### What is asked
Omit every picture while repeating the entries exactly.

[Saved data entries]

-- -- --

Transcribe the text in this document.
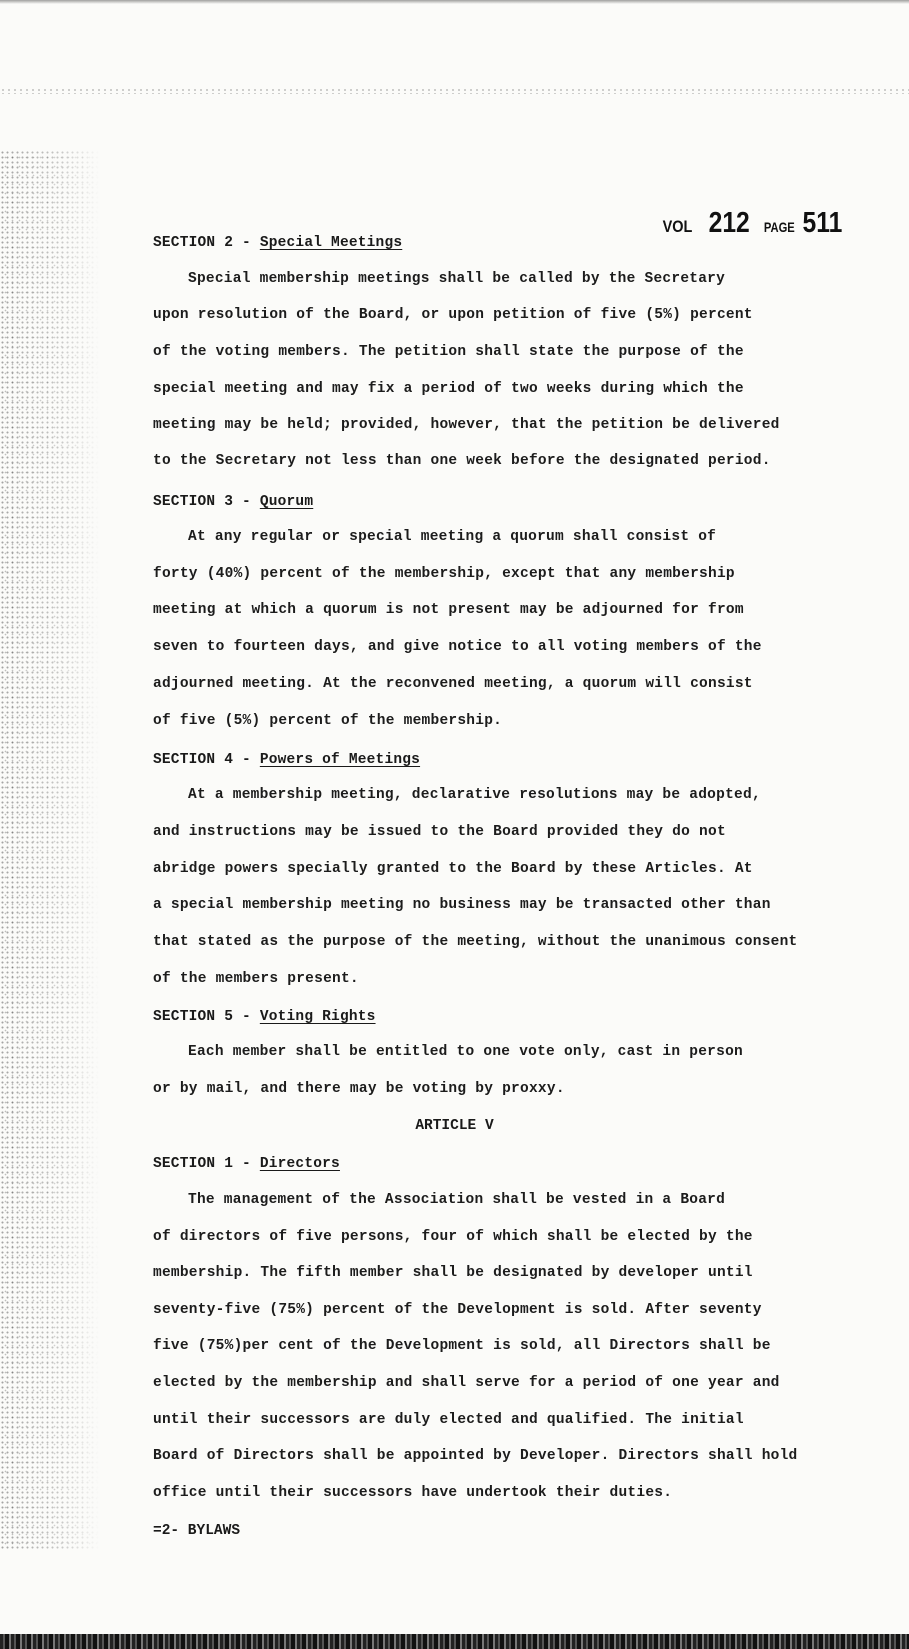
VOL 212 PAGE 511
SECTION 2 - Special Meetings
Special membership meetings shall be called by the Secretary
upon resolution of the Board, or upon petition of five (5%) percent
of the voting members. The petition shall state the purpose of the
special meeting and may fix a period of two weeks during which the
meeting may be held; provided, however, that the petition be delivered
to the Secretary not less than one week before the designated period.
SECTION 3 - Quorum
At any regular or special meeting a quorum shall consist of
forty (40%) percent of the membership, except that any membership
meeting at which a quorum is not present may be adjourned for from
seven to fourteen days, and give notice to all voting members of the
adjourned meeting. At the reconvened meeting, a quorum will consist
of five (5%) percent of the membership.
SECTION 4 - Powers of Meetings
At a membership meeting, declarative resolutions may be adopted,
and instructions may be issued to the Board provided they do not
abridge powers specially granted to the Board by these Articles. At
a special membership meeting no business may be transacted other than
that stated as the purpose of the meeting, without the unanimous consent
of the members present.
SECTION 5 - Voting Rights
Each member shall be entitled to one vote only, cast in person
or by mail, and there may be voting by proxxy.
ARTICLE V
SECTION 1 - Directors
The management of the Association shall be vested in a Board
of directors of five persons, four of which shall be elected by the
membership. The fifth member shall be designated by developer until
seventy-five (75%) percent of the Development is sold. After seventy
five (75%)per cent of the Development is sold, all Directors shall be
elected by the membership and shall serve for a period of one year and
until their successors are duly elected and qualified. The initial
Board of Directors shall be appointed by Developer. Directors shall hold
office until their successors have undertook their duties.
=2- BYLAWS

-- -- --

### Solution for this task
Transcribe the text in this document.
VOL 212 PAGE 511
SECTION 2 - Special Meetings
Special membership meetings shall be called by the Secretary
upon resolution of the Board, or upon petition of five (5%) percent
of the voting members. The petition shall state the purpose of the
special meeting and may fix a period of two weeks during which the
meeting may be held; provided, however, that the petition be delivered
to the Secretary not less than one week before the designated period.
SECTION 3 - Quorum
At any regular or special meeting a quorum shall consist of
forty (40%) percent of the membership, except that any membership
meeting at which a quorum is not present may be adjourned for from
seven to fourteen days, and give notice to all voting members of the
adjourned meeting. At the reconvened meeting, a quorum will consist
of five (5%) percent of the membership.
SECTION 4 - Powers of Meetings
At a membership meeting, declarative resolutions may be adopted,
and instructions may be issued to the Board provided they do not
abridge powers specially granted to the Board by these Articles. At
a special membership meeting no business may be transacted other than
that stated as the purpose of the meeting, without the unanimous consent
of the members present.
SECTION 5 - Voting Rights
Each member shall be entitled to one vote only, cast in person
or by mail, and there may be voting by proxxy.
ARTICLE V
SECTION 1 - Directors
The management of the Association shall be vested in a Board
of directors of five persons, four of which shall be elected by the
membership. The fifth member shall be designated by developer until
seventy-five (75%) percent of the Development is sold. After seventy
five (75%)per cent of the Development is sold, all Directors shall be
elected by the membership and shall serve for a period of one year and
until their successors are duly elected and qualified. The initial
Board of Directors shall be appointed by Developer. Directors shall hold
office until their successors have undertook their duties.
=2- BYLAWS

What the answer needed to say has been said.